— TASK INSTRUCTIONS —
Copy out the listing word for word, starting at its first line and ending with the line that contains "558, 536, 587]".

— DATA SHOWN —

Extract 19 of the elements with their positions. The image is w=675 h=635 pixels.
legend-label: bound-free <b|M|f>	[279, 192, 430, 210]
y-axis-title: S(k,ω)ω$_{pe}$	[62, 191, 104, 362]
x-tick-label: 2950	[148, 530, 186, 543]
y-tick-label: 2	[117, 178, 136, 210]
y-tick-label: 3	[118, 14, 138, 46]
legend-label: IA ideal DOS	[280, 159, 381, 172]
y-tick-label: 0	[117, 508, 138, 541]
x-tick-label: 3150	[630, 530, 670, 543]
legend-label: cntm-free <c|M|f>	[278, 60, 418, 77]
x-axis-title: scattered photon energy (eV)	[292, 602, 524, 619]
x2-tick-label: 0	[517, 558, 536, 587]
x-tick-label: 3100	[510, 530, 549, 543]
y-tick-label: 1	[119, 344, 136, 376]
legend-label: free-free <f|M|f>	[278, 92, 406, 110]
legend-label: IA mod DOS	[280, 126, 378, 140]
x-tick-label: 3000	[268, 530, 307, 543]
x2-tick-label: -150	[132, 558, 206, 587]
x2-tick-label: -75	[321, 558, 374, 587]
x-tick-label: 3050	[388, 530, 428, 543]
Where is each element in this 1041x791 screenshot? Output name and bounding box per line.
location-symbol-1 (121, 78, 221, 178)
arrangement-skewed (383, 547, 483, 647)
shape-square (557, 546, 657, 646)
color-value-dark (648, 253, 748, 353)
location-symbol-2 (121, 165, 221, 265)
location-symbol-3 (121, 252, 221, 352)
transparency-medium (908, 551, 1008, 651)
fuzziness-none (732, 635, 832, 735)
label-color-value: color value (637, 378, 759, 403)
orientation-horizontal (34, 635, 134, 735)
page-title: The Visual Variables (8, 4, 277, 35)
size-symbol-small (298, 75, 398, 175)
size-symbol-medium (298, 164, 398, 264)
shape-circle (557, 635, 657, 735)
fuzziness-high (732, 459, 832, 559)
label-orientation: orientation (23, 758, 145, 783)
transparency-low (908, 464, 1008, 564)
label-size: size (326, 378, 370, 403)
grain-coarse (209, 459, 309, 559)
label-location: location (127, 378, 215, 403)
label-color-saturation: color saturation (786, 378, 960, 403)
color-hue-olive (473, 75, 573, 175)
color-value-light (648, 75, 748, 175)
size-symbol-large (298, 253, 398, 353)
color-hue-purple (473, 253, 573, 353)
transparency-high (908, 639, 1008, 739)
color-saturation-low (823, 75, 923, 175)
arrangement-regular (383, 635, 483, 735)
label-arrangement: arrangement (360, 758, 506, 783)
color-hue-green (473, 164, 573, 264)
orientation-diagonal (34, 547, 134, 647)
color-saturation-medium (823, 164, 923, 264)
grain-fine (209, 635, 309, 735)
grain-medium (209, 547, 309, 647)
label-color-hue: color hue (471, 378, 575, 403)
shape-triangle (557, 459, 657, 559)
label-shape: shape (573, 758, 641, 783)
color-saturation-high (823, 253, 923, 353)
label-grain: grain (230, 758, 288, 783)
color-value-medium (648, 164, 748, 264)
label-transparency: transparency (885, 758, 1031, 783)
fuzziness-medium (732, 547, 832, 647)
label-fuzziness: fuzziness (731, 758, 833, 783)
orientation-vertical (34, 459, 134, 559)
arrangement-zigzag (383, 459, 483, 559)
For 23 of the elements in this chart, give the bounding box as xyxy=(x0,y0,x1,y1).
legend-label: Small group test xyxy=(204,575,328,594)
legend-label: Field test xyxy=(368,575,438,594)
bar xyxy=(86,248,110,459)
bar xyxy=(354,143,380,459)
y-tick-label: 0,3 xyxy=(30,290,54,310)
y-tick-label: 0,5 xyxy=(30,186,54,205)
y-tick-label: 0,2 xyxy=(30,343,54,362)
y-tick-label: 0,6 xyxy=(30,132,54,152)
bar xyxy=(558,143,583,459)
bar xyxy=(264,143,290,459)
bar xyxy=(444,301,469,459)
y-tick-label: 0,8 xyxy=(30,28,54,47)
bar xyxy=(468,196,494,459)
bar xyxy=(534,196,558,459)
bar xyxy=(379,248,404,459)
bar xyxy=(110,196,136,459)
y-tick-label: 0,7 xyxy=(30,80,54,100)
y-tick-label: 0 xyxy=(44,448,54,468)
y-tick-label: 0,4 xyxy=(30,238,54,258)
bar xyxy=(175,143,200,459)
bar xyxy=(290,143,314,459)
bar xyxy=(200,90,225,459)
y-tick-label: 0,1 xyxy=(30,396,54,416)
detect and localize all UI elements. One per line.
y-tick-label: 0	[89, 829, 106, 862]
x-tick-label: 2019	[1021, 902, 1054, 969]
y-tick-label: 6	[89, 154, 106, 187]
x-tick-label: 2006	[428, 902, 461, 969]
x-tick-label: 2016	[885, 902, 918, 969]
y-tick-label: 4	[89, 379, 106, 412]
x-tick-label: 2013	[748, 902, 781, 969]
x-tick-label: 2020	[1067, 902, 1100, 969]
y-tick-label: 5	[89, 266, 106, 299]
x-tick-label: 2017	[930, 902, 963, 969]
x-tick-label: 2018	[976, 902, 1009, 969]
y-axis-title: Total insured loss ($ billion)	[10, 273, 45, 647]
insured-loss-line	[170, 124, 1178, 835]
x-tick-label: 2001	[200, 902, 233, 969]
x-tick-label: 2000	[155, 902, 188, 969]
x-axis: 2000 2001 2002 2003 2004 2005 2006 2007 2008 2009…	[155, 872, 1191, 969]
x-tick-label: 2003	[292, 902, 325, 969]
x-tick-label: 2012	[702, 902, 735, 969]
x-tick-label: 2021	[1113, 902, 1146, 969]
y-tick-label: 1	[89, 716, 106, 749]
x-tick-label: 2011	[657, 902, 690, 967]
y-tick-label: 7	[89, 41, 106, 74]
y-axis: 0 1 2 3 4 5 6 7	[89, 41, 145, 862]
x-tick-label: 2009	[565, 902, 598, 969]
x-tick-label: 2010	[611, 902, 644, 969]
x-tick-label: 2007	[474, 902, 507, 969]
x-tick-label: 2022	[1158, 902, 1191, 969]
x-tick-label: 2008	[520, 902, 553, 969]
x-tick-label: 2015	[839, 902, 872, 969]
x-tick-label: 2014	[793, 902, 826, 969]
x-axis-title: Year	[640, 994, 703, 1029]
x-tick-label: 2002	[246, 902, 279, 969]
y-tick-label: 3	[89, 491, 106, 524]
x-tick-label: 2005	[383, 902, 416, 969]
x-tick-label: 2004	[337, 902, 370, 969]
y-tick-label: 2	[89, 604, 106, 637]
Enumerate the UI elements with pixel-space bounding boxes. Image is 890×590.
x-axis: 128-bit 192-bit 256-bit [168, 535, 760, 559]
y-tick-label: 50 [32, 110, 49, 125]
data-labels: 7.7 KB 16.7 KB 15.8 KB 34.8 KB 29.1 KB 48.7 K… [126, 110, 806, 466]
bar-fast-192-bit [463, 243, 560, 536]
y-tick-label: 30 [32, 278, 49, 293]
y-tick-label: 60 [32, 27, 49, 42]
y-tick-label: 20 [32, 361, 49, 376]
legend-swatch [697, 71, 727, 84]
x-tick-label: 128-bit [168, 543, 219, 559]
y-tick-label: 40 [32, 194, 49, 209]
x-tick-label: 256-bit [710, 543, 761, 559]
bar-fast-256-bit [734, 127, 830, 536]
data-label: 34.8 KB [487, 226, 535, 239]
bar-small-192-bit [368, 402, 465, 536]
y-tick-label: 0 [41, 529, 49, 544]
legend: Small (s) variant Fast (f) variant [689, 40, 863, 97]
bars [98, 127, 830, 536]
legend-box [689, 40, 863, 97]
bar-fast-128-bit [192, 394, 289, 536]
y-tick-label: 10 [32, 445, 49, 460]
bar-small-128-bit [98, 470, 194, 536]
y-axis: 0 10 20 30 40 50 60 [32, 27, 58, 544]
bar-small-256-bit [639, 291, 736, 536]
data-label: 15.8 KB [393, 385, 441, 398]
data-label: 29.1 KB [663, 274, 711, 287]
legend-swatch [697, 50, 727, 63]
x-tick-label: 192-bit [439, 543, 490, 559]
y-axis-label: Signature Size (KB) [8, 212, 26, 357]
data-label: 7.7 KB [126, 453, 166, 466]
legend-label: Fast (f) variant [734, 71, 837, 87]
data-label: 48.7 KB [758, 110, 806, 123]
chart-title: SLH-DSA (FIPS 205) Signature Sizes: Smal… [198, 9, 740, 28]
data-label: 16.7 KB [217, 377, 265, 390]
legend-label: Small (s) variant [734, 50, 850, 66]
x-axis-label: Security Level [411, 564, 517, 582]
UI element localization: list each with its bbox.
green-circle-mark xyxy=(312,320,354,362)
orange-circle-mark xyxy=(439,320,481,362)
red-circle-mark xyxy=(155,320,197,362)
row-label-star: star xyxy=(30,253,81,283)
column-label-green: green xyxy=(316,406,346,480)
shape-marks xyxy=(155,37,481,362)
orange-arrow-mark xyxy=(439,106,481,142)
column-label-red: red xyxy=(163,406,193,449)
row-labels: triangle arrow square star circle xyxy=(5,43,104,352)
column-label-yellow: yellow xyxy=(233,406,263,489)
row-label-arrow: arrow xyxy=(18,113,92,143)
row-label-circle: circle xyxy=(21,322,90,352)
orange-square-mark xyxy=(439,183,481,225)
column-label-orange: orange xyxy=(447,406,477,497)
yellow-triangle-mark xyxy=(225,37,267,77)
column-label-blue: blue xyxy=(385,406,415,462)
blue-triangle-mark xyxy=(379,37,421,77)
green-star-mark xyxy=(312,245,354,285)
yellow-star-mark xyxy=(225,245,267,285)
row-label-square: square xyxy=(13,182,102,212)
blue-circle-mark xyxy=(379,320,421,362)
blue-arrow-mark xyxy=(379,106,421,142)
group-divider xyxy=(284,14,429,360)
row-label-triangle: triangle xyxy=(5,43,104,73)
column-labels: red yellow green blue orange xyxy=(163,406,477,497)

— PROBLEM SOLUTION —
Extract 19 of the elements with their positions. The image is w=675 h=635 pixels.
legend-label: bound-free <b|M|f>	[279, 192, 430, 210]
y-axis-title: S(k,ω)ω$_{pe}$	[62, 191, 104, 362]
x-tick-label: 2950	[148, 530, 186, 543]
y-tick-label: 2	[117, 178, 136, 210]
y-tick-label: 3	[118, 14, 138, 46]
legend-label: IA ideal DOS	[280, 159, 381, 172]
y-tick-label: 0	[117, 508, 138, 541]
x-tick-label: 3150	[630, 530, 670, 543]
legend-label: cntm-free <c|M|f>	[278, 60, 418, 77]
x-axis-title: scattered photon energy (eV)	[292, 602, 524, 619]
x2-tick-label: 0	[517, 558, 536, 587]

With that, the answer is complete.